Document section –
*-*-*

11. In my opinion, in view of the Division Bench decision of this Court in the case of Vishambhar Sahai Sheetal Prasad v. State of U.P. and Ors. (Supra) it would be difficult to accept that maize flour even if edible is covered under the entry "Aata, Maida and Suji."
12. In the case of CST v. Indra Industries, reported in 2000 UPTC 472, Apex court held as follows:
A circular by tax authorities is not binding on the courts. It is not binding on the assessee. However, the interpretation that is thereby placed by the taxing authority on the law is binding on that taxing authority. In other words the taxing authority cannot be heard to advance an argument that is contrary to that interpretation.

*-*-*

Exercise set –
**1.** From the judgment excerpt, copy the passage that begins at the words "11. In my opinion, in" and ends after the words "to that interpretation.".
**2.** Answer these questions using the judgment excerpt:
(a) Where is the case of CST v. Indra Industries reported?
(b) Under which entry would it be difficult to accept that maize flour is covered?
(c) In the quoted holding, is a circular by tax authorities binding on the courts?
**3.** Continue the judgment excerpt after its final sentence.

Data lines –
*-*-*

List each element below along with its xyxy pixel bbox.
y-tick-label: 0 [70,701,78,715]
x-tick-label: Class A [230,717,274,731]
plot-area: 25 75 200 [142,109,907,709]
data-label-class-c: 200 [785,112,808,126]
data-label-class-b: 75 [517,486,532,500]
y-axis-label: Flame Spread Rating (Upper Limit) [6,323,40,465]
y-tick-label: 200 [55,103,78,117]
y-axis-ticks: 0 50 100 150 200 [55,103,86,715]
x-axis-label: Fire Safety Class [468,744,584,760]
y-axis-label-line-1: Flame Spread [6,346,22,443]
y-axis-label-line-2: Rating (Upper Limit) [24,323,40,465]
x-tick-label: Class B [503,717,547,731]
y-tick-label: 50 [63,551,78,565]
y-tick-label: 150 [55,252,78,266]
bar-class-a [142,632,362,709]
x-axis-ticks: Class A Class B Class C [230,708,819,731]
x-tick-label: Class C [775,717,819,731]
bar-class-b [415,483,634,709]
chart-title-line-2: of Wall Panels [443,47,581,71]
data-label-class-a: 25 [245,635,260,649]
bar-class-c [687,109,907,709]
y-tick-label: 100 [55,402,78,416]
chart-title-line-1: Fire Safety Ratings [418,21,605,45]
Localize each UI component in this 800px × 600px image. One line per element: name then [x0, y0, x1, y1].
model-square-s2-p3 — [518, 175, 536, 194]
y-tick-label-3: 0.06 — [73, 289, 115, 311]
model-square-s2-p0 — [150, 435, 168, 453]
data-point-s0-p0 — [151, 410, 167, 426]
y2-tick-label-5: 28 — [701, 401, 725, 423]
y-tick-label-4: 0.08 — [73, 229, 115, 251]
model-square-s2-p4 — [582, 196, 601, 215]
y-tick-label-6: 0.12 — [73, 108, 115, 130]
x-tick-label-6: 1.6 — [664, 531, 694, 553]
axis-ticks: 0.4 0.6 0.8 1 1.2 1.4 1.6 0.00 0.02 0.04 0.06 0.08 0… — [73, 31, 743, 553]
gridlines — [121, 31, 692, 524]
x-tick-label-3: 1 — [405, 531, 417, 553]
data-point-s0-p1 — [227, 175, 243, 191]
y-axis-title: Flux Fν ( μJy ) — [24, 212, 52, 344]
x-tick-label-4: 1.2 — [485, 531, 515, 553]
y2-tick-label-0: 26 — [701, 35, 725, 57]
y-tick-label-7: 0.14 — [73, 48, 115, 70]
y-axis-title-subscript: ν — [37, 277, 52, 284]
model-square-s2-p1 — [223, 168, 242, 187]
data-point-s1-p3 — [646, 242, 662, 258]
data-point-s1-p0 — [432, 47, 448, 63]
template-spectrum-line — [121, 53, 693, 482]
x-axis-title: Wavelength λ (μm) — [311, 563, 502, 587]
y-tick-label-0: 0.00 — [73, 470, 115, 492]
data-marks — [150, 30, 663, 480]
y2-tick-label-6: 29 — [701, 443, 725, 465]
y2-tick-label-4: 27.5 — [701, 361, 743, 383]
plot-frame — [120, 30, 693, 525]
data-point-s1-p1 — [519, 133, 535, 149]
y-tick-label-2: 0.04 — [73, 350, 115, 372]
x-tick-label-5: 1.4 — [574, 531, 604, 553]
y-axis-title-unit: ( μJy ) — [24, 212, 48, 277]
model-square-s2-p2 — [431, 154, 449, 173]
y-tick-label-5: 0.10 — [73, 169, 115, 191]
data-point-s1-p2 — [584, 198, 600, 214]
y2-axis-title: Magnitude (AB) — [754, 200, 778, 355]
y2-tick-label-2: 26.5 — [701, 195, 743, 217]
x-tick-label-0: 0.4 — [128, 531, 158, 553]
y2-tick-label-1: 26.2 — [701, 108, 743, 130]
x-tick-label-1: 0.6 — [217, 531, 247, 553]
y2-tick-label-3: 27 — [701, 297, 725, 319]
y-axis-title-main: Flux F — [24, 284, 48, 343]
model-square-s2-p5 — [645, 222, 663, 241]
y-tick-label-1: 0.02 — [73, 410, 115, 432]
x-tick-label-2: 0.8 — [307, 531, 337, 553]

*-*-*

Outputs by task –
**1.**
11. In my opinion, in view of the Division Bench decision of this Court in the case of Vishambhar Sahai Sheetal Prasad v. State of U.P. and Ors. (Supra) it would be difficult to accept that maize flour even if edible is covered under the entry "Aata, Maida and Suji."
12. In the case of CST v. Indra Industries, reported in 2000 UPTC 472, Apex court held as follows:
A circular by tax authorities is not binding on the courts. It is not binding on the assessee. However, the interpretation that is thereby placed by the taxing authority on the law is binding on that taxing authority. In other words the taxing authority cannot be heard to advance an argument that is contrary to that interpretation.

**2.**
(a) 2000 UPTC 472
(b) "Aata, Maida and Suji."
(c) No.

**3.**
13. In the case of Paper Products Ltd. v. Commissioner of central Excise, reported in (1997) 7 SCC 84, Apex Court held as follows:
From the case-law it is clear that apart from the fact that the circulars issued by the Board are binding on the Department, the Department is precluded from challenging the correctness of the said circulars even on the ground of the same being inconsistent with the statutory provision. The Department is further precluded from the right to file an appeal against the correctness of the binding nature of the circulars. Therefore, whatever action the Department has to take, the same will have to be consistent with the circular which is in force at the relevant point of time.
14. In the case of Simplex Castings Ltd. v. Commissioner of Customs, Vishakhapatnam, , Apex Court held as follows:
It will not open to the Department to prefer the appeal before CEGAT contrary to what was laid down in the circular dated 12.7.1989 which specifically provided that residual Section 15(1)(c) of the Customs Act would apply to the cases where the goods are removed from a warehouse after expiry of the warehousing period and that the rate of duty in such cases shall be the rate prevalent on the date of payment of duty. No doubt the aforesaid circular was withdrawn by the circular dated 14.8.1997. Still however, at the relevant time the impugned order passed by the Collector of Customs (Appeals) could not be said to be in any way illegal or erroneous.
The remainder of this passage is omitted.